** Task to complete **
Among the lines below, list those containing the string "javac".

** Data for processing **

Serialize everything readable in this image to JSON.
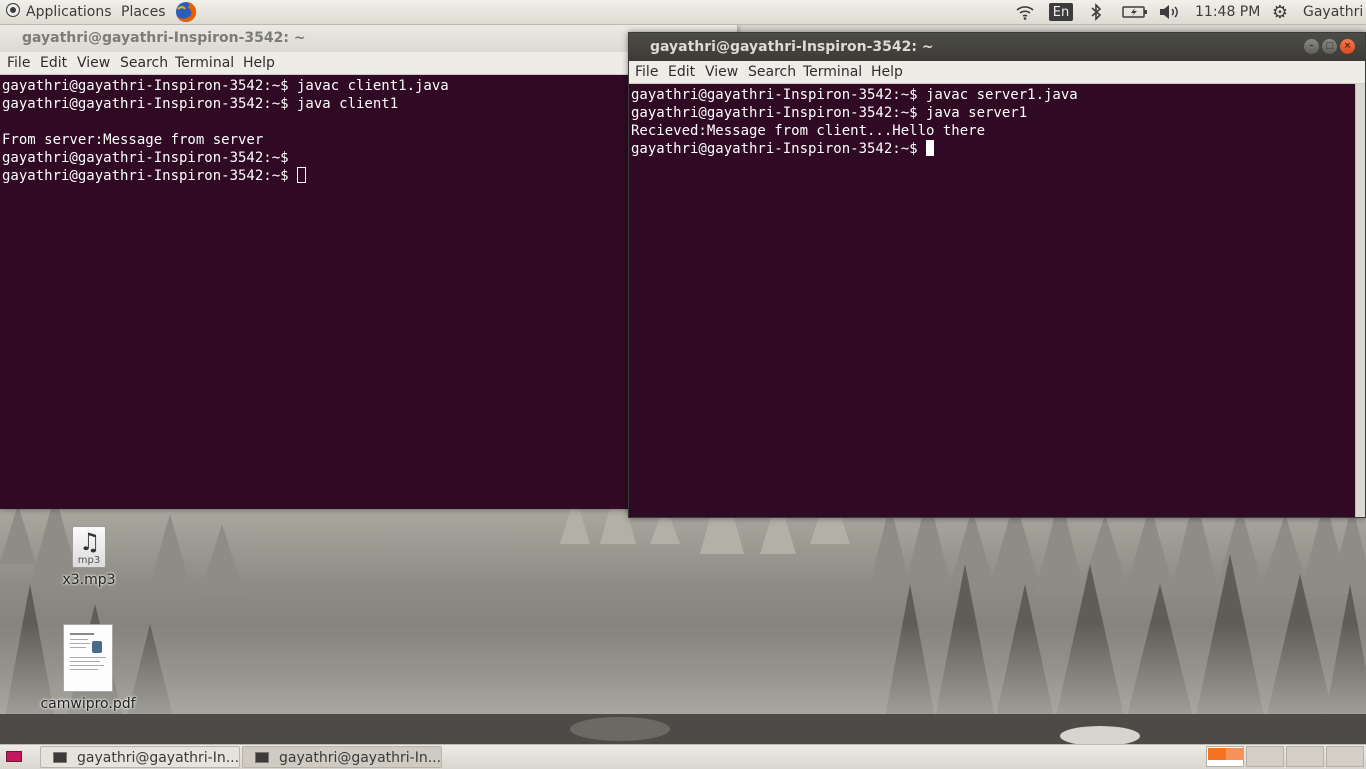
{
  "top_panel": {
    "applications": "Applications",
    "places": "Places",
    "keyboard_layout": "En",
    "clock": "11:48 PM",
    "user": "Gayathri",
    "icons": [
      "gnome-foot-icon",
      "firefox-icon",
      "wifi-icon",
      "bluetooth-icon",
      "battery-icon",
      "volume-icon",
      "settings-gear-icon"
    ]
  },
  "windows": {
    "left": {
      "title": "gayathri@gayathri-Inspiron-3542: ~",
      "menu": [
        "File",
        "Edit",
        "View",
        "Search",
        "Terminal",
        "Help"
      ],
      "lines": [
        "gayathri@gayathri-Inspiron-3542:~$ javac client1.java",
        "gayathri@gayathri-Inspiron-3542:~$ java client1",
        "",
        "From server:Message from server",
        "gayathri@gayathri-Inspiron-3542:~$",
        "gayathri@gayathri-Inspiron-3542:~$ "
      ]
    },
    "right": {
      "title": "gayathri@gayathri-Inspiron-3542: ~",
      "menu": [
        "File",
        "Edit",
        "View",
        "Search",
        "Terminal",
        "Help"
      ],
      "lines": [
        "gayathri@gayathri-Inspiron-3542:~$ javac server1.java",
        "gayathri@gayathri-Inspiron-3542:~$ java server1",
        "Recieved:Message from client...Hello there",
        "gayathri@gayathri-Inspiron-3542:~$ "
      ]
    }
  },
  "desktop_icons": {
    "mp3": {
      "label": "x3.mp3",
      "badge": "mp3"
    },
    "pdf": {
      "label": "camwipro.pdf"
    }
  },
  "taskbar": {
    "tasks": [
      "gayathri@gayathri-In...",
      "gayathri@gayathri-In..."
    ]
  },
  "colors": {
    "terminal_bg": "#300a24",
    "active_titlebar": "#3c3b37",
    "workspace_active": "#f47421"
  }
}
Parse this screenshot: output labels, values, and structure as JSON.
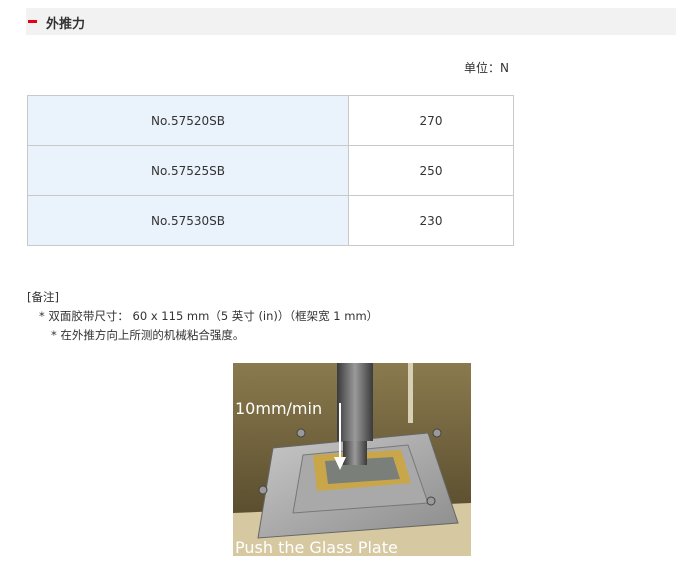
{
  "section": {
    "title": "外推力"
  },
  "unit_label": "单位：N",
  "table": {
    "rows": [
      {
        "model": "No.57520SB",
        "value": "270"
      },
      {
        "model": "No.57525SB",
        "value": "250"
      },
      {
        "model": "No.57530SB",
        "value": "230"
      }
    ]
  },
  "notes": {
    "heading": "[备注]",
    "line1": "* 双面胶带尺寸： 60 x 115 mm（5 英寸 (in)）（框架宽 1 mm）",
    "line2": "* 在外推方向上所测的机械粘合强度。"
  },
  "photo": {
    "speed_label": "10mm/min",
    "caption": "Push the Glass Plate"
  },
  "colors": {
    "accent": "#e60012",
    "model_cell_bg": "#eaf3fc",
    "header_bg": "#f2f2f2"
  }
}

--

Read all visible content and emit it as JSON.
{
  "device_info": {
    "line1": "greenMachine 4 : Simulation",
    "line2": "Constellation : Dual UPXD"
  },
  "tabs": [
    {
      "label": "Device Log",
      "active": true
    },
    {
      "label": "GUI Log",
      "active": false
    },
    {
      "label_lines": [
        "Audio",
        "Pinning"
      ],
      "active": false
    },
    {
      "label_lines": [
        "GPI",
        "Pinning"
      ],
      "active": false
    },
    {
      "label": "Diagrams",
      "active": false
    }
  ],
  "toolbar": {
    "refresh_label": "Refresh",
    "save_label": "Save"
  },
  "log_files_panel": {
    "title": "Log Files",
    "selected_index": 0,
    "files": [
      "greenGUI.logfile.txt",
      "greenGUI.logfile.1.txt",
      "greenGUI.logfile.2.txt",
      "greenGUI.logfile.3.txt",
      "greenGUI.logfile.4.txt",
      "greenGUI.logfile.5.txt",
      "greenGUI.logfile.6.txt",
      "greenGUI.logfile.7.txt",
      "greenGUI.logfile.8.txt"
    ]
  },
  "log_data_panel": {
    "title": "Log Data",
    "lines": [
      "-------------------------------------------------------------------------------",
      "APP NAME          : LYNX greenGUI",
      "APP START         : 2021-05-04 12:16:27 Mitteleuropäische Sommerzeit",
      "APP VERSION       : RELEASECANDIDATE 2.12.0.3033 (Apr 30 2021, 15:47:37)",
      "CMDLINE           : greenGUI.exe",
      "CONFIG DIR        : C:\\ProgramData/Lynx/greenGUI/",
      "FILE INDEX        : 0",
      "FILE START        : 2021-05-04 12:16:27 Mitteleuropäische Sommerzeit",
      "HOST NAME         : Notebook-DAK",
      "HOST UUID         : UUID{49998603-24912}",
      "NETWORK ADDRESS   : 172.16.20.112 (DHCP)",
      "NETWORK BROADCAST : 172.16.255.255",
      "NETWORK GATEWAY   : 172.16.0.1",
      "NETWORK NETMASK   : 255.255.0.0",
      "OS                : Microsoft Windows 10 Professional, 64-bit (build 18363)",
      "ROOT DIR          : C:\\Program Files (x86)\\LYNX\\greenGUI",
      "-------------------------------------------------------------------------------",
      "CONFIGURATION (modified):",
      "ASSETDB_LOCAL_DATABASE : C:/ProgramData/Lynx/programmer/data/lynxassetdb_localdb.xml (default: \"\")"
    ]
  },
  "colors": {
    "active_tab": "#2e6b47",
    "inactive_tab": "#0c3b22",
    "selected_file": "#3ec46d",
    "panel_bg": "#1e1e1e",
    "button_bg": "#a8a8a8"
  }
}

** Written solution **
        "gayathri@gayathri-Inspiron-3542:~$ javac client1.java",
        "gayathri@gayathri-Inspiron-3542:~$ javac server1.java",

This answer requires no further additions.